## Short problem
Lines that hold the string "напряжение" are to be counted; give only their number.

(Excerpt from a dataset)

· · · · ·

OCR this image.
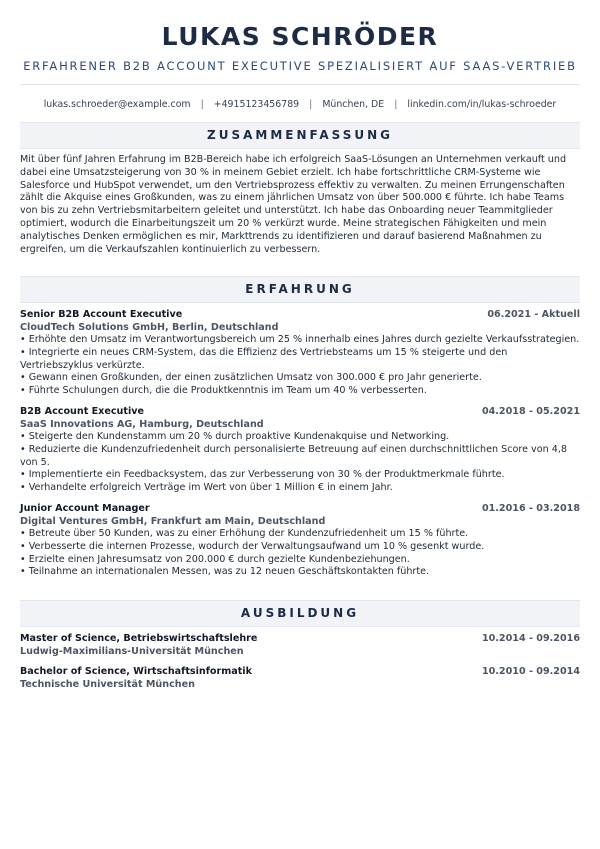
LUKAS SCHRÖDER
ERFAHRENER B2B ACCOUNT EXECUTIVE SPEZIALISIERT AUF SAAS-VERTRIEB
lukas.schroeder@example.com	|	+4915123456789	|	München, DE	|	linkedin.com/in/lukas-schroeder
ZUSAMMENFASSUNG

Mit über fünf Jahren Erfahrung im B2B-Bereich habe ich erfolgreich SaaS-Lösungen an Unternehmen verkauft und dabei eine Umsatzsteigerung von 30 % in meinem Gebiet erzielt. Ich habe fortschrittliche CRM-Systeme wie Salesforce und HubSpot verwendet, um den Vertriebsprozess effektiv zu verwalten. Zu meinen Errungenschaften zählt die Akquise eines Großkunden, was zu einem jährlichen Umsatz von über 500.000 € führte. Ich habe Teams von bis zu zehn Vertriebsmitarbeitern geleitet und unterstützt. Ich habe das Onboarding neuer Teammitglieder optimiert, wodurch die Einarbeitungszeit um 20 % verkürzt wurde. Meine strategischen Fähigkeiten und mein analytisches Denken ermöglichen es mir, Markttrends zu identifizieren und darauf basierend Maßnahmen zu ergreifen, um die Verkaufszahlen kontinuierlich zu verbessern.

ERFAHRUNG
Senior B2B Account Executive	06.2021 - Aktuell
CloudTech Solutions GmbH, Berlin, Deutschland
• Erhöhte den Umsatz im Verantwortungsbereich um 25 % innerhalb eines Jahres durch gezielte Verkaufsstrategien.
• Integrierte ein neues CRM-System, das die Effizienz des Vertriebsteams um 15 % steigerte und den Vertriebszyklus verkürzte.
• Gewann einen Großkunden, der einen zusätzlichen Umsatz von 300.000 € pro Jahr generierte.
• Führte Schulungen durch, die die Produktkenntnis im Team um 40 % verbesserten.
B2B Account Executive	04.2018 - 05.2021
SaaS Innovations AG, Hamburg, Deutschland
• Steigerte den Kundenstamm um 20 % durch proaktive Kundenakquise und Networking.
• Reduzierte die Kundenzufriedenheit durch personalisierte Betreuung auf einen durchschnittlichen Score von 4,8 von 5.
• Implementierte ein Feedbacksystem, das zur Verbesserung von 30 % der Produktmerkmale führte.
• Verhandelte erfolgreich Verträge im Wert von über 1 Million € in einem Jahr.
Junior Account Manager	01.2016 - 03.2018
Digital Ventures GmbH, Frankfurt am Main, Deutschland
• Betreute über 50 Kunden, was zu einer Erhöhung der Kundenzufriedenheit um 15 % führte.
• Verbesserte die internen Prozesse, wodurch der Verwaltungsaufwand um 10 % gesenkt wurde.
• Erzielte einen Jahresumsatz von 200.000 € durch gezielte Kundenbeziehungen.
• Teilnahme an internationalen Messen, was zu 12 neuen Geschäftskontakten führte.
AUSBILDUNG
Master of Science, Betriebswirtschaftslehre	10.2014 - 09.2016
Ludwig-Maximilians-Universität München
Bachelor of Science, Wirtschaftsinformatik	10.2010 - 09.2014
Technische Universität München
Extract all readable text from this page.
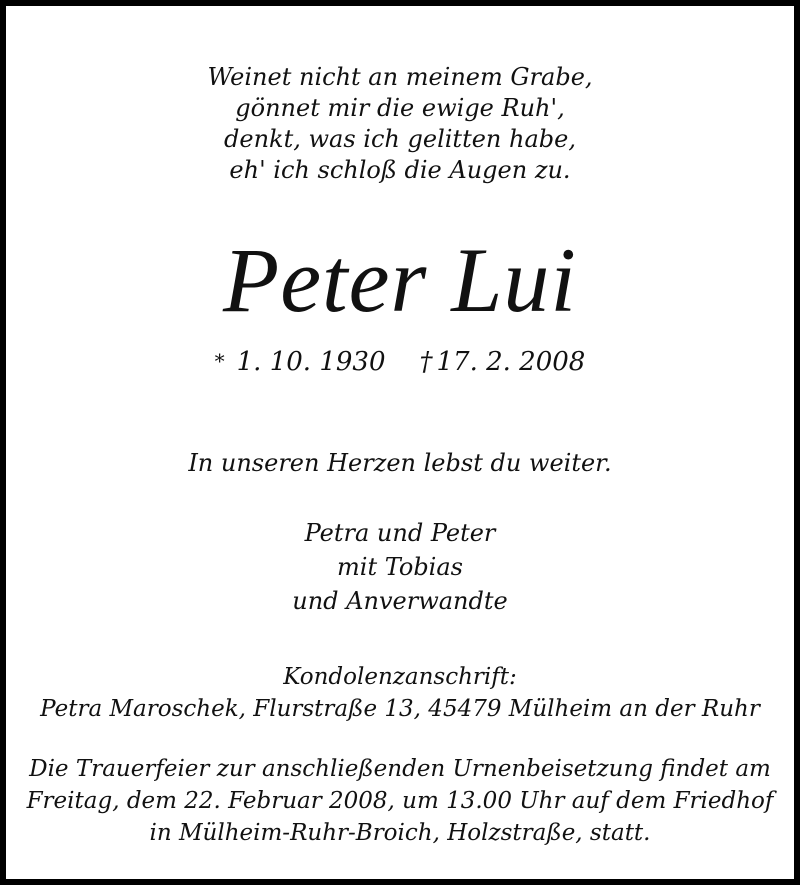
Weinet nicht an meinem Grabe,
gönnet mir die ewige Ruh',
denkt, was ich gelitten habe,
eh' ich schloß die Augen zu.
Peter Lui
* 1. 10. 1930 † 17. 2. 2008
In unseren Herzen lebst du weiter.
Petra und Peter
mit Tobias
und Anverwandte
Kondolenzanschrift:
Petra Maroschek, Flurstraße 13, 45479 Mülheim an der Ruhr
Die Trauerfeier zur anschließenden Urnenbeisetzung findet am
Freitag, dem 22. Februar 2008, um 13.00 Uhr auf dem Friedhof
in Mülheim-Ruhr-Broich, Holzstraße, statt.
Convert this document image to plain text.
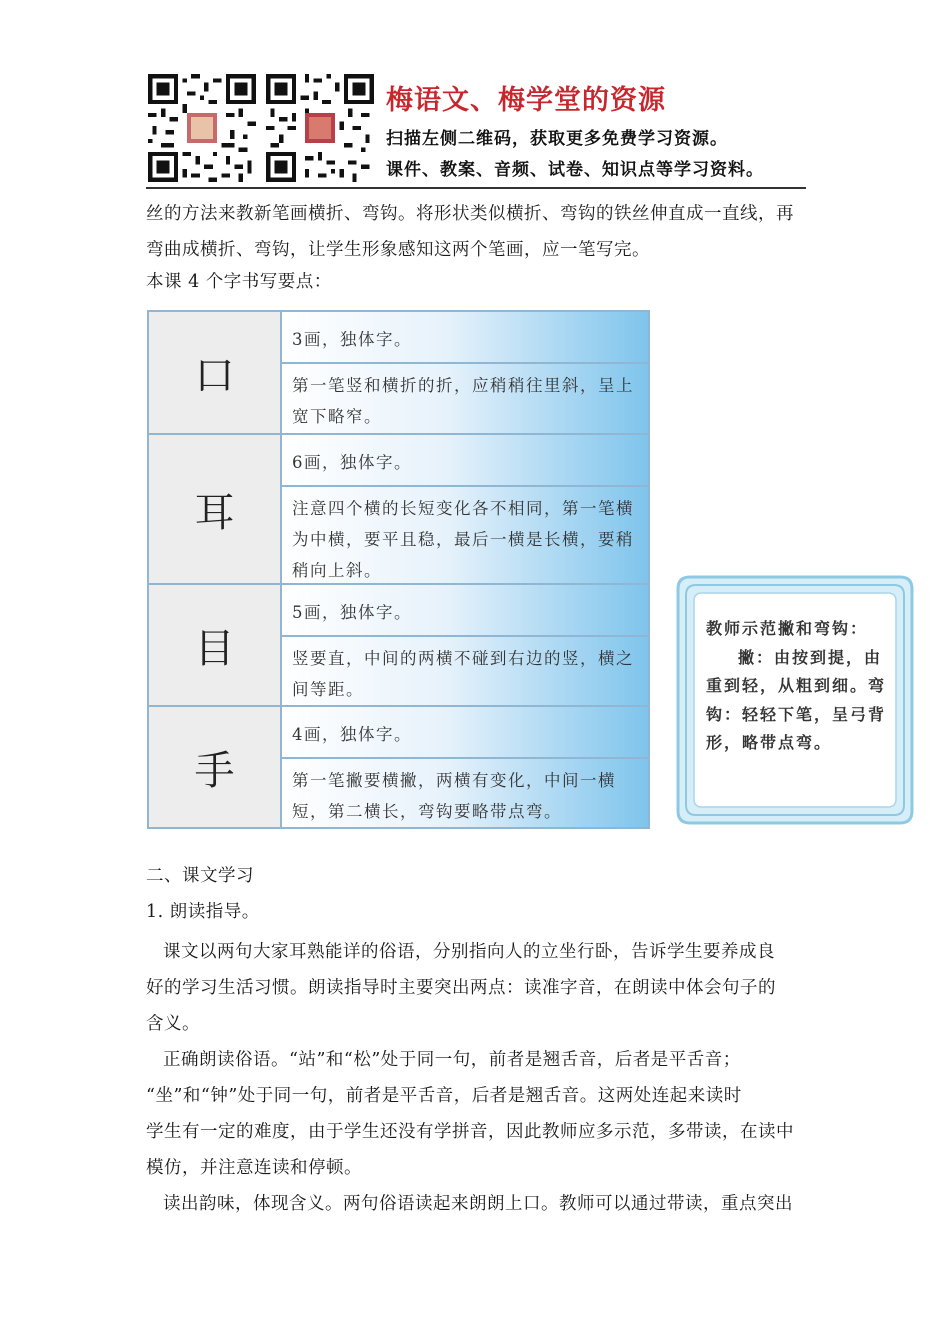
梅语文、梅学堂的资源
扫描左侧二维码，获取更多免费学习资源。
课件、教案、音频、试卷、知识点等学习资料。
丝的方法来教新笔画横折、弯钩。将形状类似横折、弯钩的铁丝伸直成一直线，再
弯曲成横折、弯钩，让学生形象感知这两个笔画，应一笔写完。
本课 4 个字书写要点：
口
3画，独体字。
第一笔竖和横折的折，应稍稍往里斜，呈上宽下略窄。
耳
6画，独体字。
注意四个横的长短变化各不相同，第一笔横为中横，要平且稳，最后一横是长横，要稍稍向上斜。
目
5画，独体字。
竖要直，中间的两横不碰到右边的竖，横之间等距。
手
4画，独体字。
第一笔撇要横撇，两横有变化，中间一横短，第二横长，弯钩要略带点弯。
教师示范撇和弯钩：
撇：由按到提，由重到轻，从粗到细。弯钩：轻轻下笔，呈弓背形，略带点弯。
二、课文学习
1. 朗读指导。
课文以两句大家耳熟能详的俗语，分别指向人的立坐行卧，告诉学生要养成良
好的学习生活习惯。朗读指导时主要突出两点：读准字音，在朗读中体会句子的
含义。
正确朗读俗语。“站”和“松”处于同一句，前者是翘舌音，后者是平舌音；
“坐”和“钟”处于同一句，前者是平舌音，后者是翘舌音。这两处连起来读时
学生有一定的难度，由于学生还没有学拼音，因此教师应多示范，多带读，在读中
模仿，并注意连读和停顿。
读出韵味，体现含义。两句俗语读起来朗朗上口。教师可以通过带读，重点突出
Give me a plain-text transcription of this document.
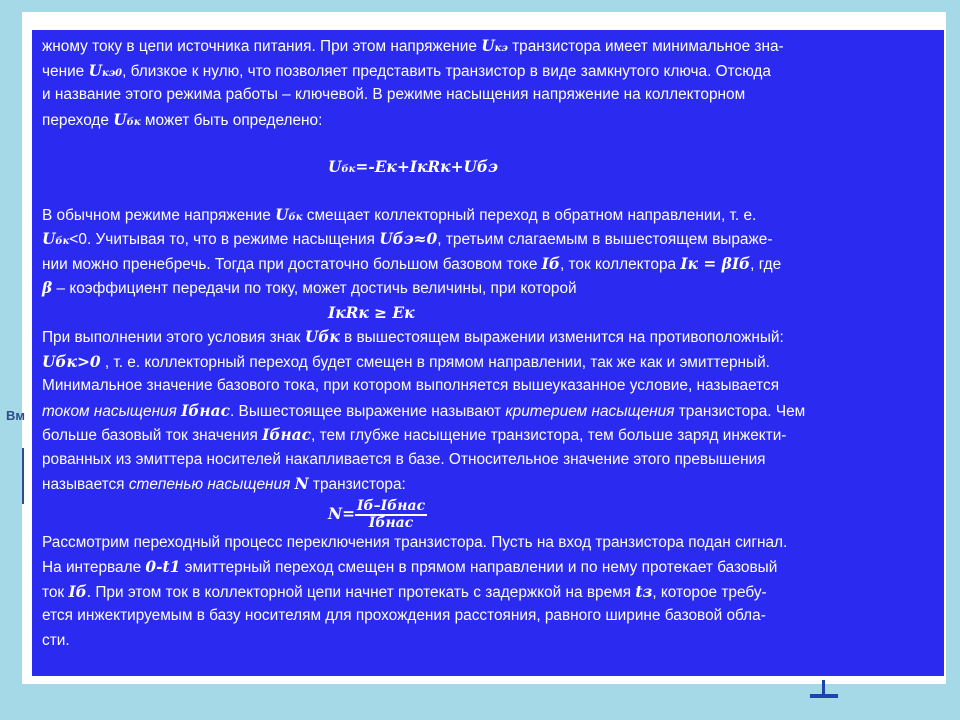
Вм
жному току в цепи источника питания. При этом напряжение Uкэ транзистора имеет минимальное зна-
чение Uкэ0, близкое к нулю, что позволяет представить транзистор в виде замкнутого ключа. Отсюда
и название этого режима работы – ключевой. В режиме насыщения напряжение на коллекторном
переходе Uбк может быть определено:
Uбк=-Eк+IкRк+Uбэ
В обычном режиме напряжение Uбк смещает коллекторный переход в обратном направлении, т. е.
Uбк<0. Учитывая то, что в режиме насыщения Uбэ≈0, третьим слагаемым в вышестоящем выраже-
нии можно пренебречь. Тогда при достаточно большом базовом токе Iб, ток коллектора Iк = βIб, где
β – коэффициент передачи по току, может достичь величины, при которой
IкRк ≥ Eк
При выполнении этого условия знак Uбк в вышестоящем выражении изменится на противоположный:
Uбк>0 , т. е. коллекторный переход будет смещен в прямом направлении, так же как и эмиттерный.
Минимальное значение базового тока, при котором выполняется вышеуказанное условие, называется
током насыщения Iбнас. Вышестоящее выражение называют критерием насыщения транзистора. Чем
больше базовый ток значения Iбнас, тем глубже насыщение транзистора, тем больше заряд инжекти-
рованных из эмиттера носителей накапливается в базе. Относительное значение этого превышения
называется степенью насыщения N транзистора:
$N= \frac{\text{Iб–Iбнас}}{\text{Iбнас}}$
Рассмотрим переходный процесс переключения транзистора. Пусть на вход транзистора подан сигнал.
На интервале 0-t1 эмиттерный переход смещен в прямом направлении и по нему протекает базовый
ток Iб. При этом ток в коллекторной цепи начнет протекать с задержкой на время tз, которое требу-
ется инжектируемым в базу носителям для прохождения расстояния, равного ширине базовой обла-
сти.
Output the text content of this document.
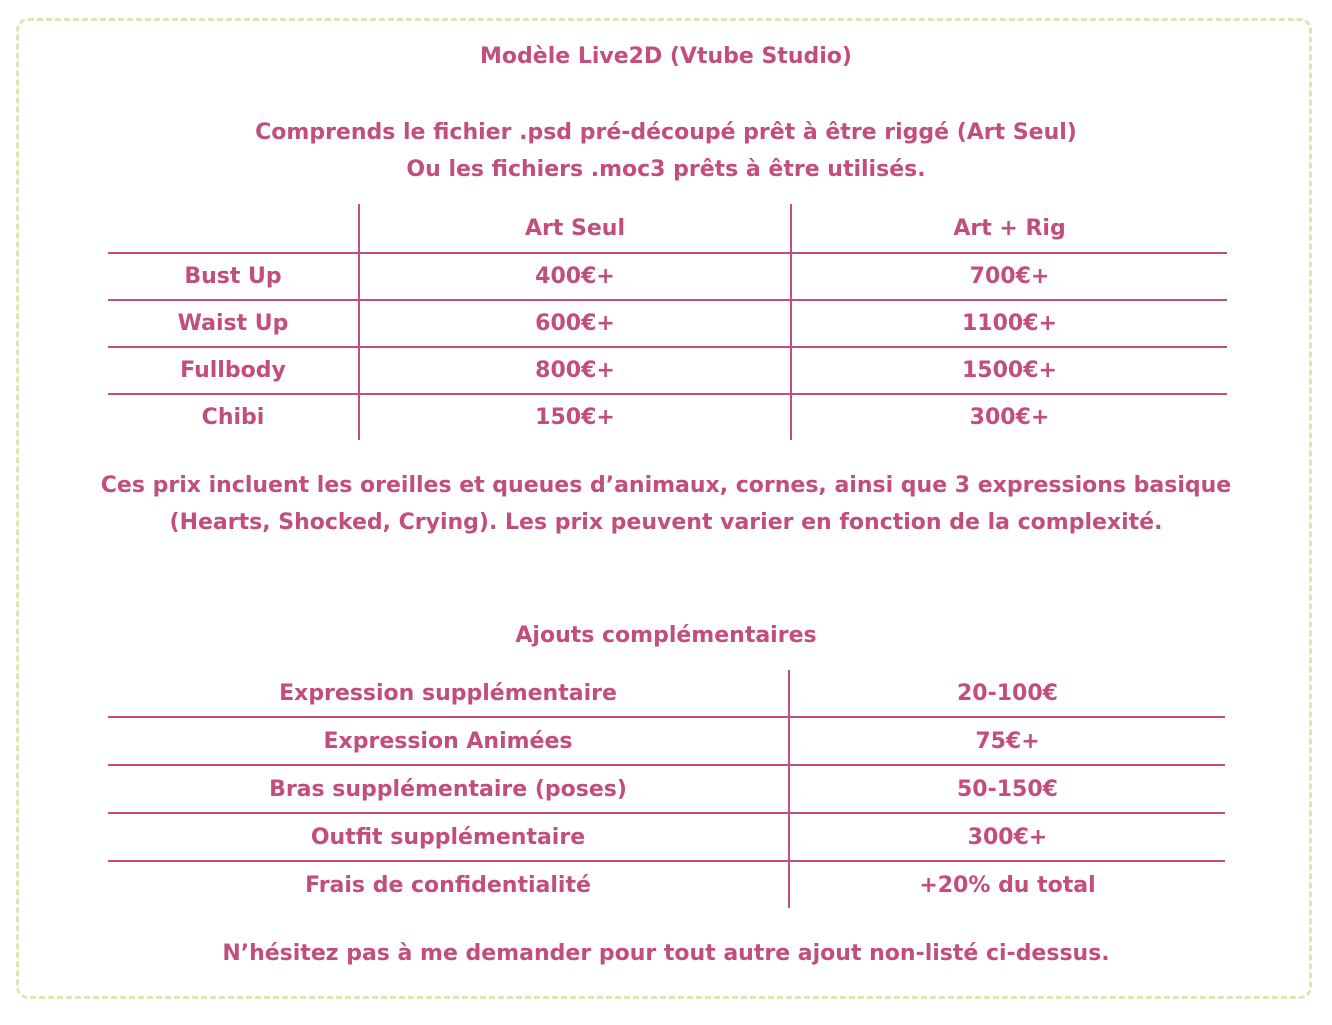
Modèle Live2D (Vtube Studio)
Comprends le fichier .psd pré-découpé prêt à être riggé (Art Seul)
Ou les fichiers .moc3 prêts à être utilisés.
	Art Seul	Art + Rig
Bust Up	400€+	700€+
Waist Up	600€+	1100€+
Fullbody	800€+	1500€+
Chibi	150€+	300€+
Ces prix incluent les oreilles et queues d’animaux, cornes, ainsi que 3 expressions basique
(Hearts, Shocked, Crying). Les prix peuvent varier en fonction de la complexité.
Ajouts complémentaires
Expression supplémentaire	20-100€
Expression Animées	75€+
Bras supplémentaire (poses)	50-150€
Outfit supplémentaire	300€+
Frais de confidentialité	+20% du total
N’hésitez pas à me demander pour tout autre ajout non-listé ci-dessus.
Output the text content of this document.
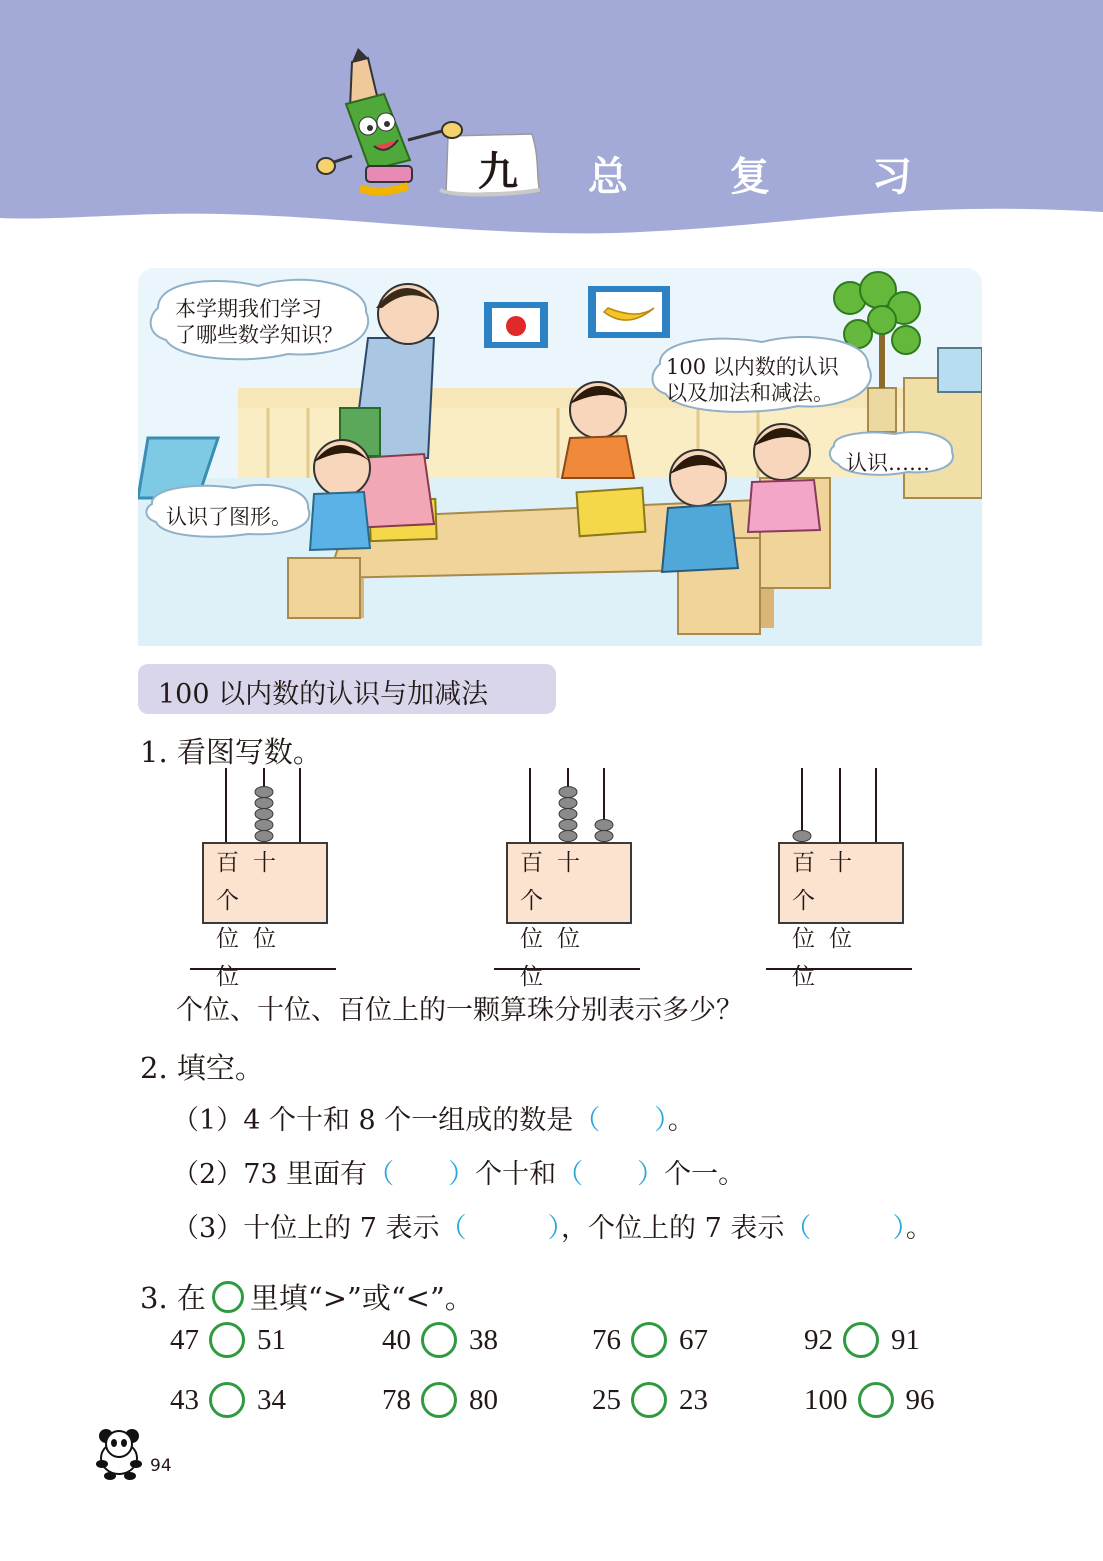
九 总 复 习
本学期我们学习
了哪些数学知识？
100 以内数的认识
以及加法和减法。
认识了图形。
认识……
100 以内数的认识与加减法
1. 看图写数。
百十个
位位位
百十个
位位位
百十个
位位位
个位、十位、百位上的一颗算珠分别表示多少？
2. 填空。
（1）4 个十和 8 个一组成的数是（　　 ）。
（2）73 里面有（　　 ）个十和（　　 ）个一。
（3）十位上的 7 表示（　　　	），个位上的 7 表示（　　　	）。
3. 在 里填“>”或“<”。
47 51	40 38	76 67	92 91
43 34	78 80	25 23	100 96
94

· · · · ·

## Problem solution
3